• [Data entries]:
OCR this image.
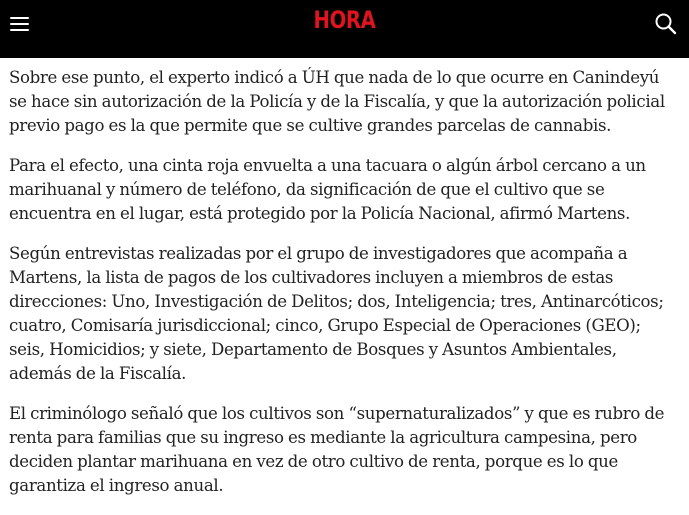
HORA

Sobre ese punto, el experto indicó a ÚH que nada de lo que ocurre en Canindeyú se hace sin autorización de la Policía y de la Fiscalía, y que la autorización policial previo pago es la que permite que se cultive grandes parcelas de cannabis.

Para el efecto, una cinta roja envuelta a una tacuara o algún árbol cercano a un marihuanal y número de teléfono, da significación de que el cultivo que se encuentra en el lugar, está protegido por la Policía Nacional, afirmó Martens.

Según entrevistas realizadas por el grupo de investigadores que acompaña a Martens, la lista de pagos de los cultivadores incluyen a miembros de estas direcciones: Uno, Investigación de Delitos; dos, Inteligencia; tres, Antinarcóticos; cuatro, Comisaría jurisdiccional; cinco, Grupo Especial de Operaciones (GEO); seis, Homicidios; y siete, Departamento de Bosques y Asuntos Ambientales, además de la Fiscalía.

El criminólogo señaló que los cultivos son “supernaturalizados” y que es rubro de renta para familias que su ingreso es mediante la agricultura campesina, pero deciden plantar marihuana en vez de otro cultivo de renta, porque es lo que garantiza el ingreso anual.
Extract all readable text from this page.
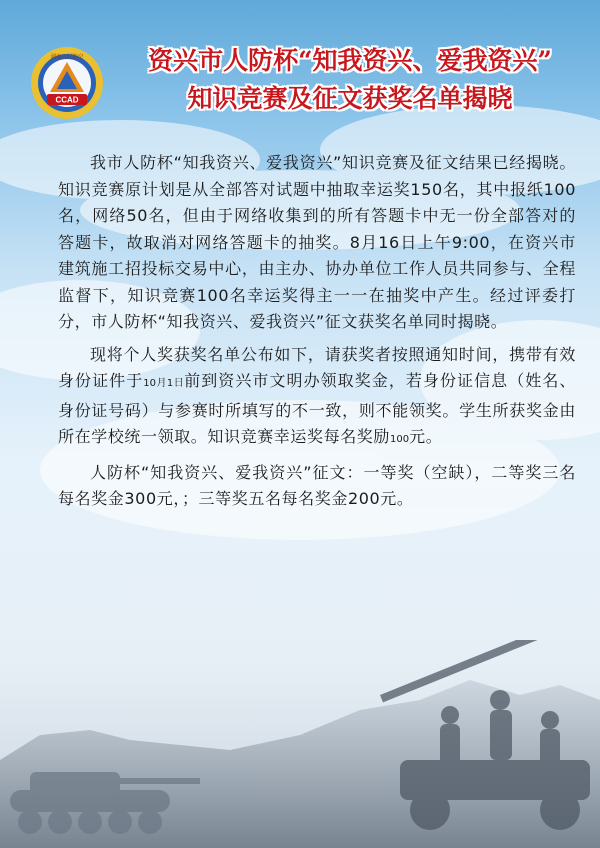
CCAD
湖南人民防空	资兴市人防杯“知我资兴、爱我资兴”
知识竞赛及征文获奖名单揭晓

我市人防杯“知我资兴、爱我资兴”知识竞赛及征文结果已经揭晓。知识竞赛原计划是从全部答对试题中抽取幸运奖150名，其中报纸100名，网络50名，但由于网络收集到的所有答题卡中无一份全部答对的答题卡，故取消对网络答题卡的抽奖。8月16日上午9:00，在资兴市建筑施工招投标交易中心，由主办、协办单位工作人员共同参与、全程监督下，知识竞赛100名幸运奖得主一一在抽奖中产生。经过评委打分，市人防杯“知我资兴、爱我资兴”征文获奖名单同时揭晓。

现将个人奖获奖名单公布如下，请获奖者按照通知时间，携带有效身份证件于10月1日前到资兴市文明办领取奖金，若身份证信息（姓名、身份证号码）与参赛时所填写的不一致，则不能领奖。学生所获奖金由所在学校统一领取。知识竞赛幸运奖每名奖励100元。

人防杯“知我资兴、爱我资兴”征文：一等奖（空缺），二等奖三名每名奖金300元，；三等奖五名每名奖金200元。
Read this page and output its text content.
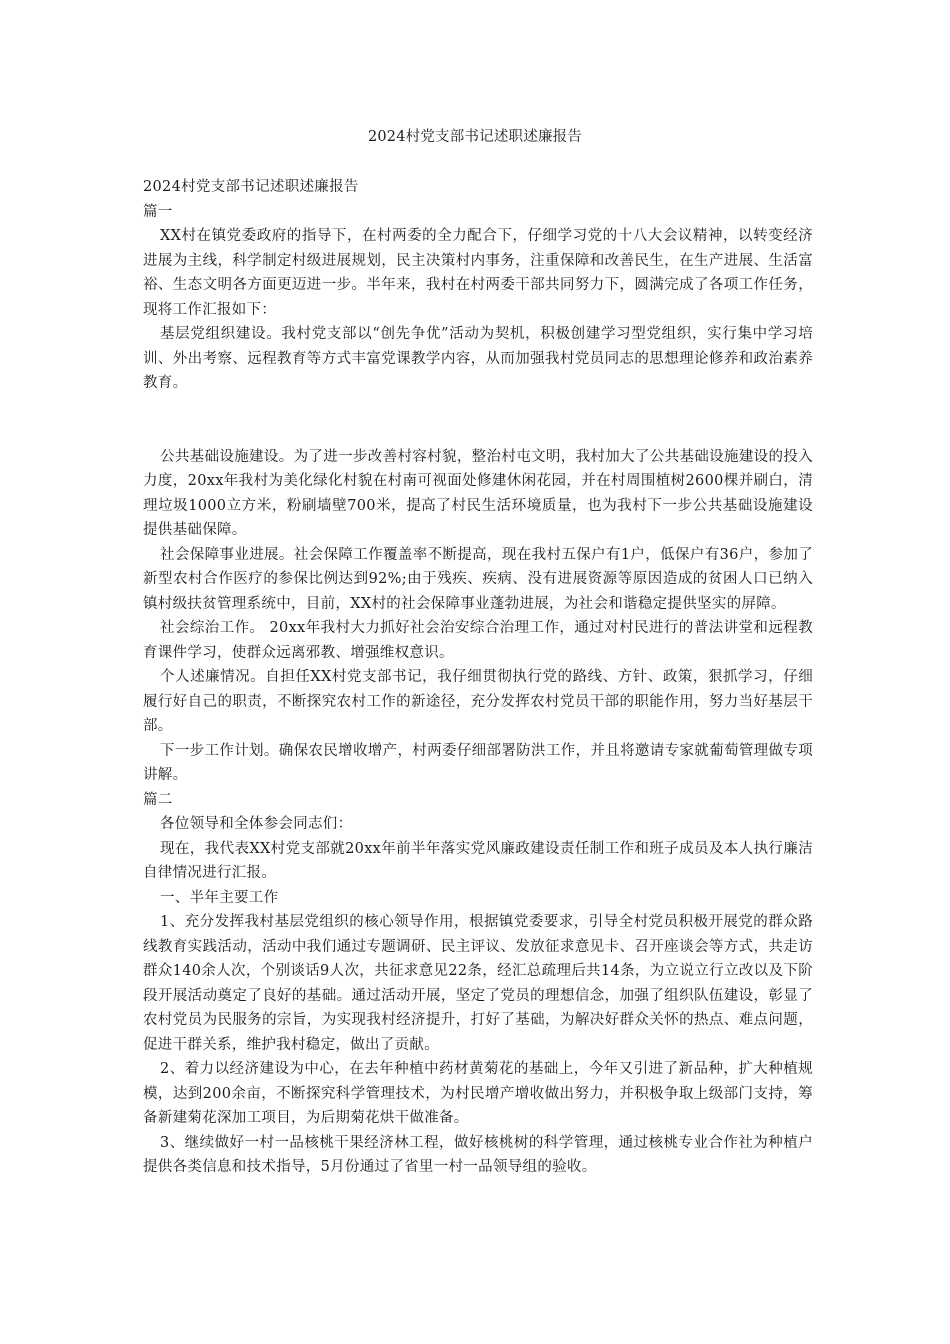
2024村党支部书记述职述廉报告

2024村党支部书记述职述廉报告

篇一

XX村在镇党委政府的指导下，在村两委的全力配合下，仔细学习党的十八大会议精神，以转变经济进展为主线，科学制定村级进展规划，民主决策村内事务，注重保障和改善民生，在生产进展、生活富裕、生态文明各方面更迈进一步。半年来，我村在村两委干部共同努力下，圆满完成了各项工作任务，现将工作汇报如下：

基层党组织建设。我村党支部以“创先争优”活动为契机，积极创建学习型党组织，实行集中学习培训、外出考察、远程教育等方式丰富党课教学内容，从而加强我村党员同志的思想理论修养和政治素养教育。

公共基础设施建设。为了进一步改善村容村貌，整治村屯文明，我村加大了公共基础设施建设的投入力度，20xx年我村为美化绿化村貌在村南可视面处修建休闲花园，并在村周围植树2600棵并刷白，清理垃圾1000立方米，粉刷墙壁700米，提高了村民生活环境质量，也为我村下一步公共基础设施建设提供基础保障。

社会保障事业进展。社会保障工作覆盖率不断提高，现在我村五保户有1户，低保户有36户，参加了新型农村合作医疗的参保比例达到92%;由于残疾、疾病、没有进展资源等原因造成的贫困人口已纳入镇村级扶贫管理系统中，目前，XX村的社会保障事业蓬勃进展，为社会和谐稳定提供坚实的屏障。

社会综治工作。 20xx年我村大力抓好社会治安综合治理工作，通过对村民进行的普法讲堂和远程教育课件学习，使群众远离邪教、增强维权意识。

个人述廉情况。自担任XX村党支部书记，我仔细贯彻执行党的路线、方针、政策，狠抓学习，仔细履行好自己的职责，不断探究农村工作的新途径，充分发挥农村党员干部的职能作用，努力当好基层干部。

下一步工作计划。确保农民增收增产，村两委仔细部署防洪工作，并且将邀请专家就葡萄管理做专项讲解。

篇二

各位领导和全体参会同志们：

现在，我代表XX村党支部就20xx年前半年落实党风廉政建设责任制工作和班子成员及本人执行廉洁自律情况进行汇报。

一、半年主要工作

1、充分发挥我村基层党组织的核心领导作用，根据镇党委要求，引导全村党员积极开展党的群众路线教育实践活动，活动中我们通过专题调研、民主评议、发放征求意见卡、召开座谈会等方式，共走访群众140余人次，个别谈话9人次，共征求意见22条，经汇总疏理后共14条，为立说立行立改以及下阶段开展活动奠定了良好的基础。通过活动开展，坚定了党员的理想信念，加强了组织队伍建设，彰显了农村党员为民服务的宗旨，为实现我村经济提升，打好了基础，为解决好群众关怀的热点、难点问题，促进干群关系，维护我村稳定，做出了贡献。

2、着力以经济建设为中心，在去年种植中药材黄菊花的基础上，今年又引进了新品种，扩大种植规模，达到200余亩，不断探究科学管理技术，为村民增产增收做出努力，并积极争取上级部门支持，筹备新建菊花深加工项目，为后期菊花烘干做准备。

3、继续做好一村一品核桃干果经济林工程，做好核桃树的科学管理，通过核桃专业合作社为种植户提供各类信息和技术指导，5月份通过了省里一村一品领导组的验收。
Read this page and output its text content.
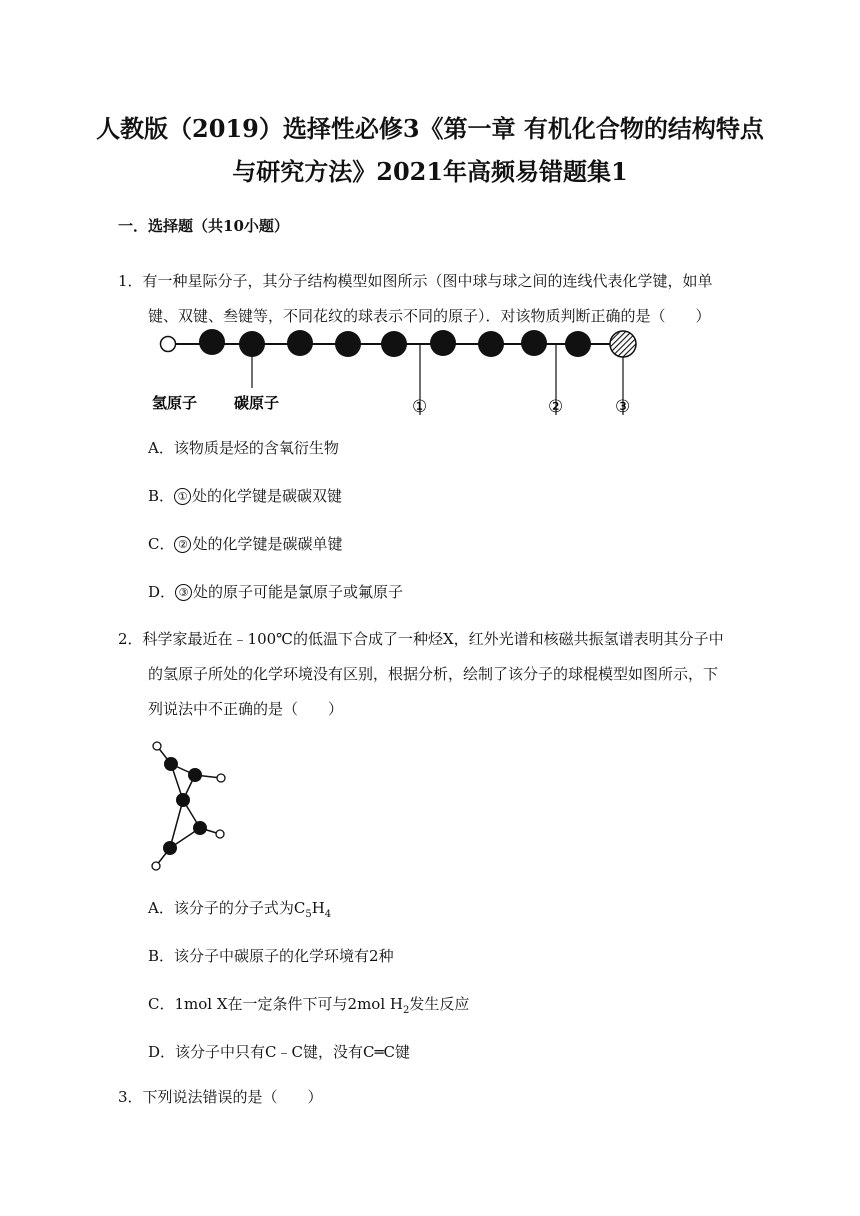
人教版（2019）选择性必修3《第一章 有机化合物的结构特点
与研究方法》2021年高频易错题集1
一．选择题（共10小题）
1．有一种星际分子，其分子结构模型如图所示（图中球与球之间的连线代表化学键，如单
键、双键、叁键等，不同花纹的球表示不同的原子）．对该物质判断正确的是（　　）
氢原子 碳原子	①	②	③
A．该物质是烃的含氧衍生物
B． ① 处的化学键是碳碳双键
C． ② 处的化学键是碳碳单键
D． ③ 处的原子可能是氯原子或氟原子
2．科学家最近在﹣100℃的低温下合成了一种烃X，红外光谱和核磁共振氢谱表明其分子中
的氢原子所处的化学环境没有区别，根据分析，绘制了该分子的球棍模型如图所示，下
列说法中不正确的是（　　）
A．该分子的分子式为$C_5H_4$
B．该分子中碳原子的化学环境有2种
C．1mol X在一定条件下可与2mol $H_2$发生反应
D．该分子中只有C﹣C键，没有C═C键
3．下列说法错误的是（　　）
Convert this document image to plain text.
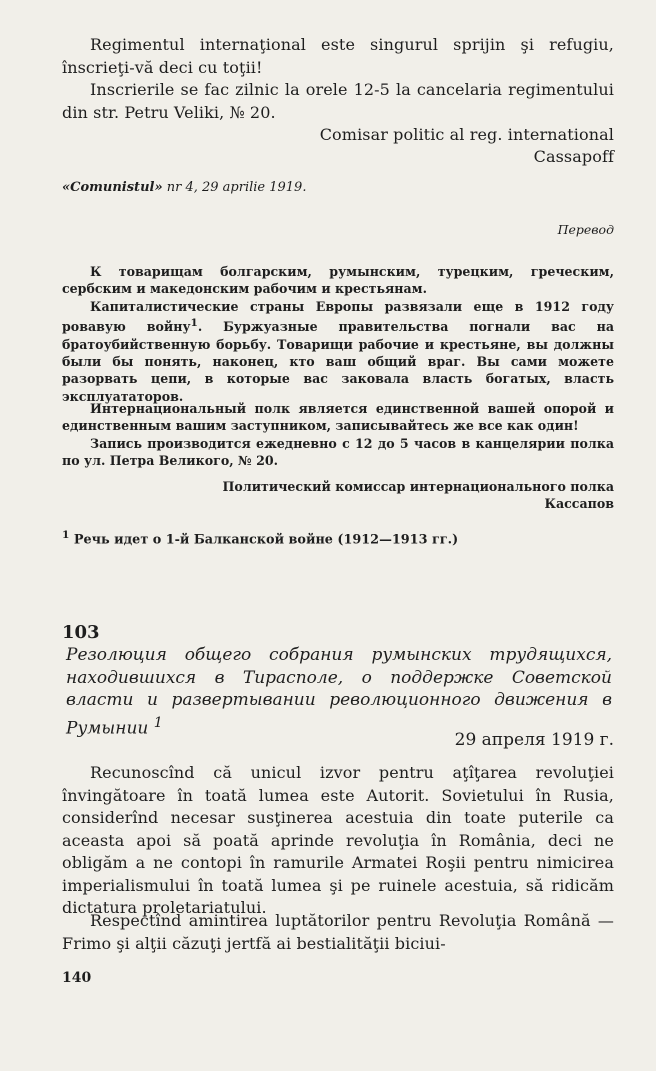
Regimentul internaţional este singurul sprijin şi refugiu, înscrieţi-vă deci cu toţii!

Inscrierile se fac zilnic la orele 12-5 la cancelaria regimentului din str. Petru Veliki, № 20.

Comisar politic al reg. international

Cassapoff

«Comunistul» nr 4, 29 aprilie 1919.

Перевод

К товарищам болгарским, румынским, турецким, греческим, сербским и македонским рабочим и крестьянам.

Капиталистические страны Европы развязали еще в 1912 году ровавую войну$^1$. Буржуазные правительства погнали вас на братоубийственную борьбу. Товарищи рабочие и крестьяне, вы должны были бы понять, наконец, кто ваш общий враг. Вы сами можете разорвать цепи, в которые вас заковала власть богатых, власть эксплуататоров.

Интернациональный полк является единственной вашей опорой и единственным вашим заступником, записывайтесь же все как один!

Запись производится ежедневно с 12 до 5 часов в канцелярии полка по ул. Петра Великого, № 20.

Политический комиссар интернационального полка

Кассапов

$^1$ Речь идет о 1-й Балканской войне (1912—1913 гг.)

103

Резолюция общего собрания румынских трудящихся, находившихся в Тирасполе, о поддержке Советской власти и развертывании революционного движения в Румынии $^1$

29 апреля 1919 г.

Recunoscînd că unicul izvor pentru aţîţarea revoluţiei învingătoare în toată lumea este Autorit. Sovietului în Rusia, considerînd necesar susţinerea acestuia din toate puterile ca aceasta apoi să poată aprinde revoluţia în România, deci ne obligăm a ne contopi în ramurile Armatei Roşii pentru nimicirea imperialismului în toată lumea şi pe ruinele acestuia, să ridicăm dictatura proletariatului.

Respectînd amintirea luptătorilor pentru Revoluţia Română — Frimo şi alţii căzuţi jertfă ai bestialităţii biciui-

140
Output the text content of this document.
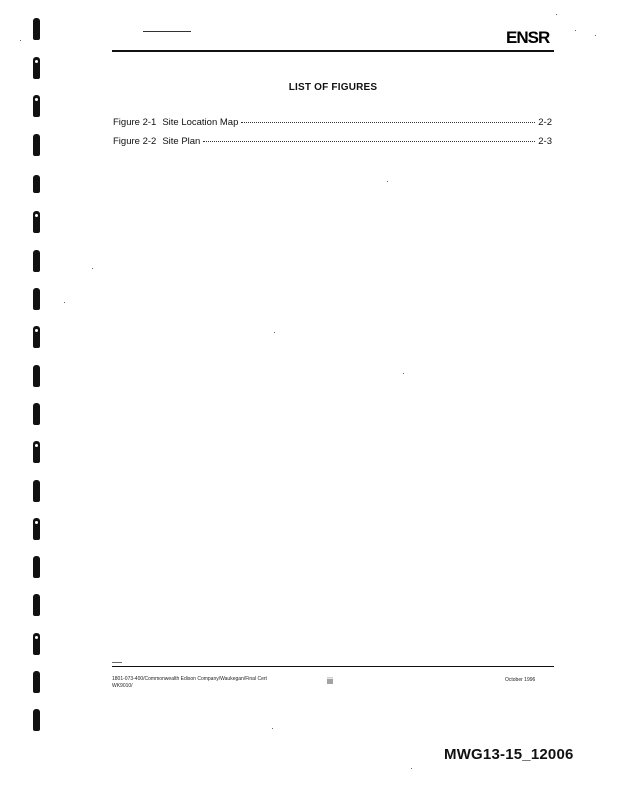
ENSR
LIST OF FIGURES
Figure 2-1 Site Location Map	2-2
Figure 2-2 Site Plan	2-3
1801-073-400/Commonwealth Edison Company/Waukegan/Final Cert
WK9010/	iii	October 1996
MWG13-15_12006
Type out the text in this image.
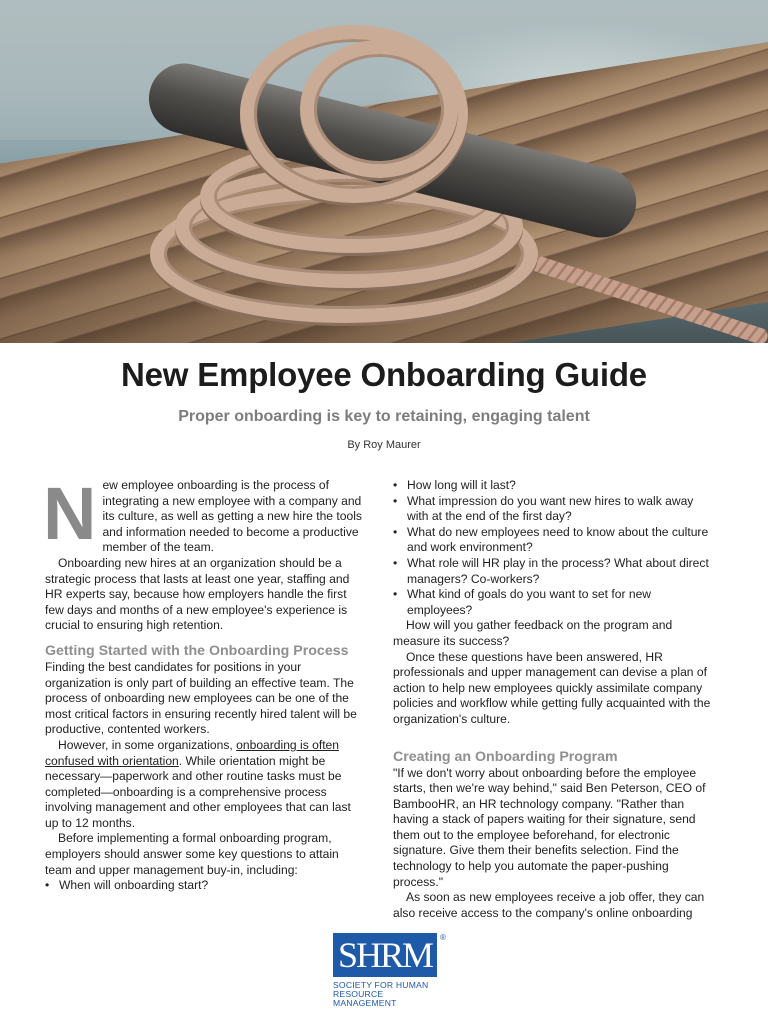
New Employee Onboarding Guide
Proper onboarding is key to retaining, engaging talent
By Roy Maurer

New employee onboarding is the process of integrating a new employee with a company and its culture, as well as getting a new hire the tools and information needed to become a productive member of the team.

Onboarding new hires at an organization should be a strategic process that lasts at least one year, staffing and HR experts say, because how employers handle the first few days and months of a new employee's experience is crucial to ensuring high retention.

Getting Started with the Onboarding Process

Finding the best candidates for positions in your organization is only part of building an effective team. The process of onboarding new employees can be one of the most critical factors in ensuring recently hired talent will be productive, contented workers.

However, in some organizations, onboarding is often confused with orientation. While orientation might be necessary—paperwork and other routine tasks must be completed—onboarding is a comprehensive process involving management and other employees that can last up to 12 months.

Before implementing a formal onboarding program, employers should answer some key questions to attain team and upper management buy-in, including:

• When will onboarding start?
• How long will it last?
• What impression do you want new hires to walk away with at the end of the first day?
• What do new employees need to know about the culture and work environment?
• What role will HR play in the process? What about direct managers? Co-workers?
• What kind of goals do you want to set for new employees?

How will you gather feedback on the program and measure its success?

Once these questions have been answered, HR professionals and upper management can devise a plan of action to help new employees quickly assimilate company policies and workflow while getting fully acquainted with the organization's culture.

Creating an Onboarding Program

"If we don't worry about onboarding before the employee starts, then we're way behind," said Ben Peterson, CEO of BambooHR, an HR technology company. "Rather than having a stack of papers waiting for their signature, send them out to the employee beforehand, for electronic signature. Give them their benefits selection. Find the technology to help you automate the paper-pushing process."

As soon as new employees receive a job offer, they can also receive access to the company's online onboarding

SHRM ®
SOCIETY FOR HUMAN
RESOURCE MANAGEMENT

• [Problem to work on]:
Show every line from the entries above in which "want" appears.

• [Solution]:
• What impression do you want new hires to walk away with at the end of the first day?
• What kind of goals do you want to set for new employees?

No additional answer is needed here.